Stored data entries >>
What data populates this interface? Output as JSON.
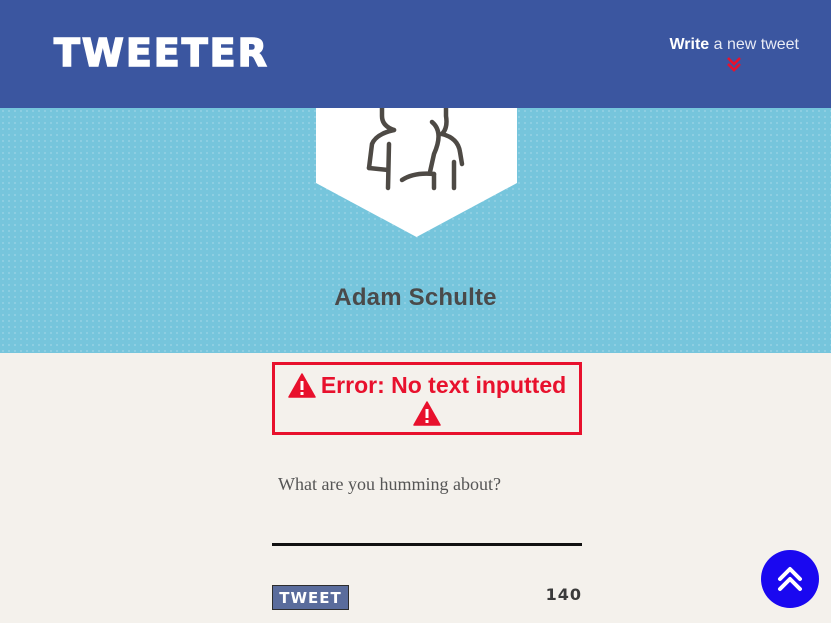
{
  "navbar": {
    "logo_text": "TWEETER",
    "write_bold": "Write",
    "write_rest": " a new tweet",
    "chevron_icon": "double-chevron-down-icon",
    "chevron_color": "#e8112d",
    "background": "#3b56a0"
  },
  "profile": {
    "name": "Adam Schulte",
    "avatar_icon": "person-avatar-icon",
    "banner_color": "#76c5dc"
  },
  "error": {
    "message": "Error: No text inputted",
    "icon": "warning-triangle-icon",
    "color": "#e8112d"
  },
  "compose": {
    "placeholder": "What are you humming about?",
    "value": "",
    "tweet_button_label": "TWEET",
    "char_counter": "140"
  },
  "scroll_top": {
    "icon": "double-chevron-up-icon",
    "color": "#1a08f0"
  }
}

DIRECTION >>
How many lines of the listing above include the word "icon"? State the number and nothing else.

COMPLETE OUTPUT >>
4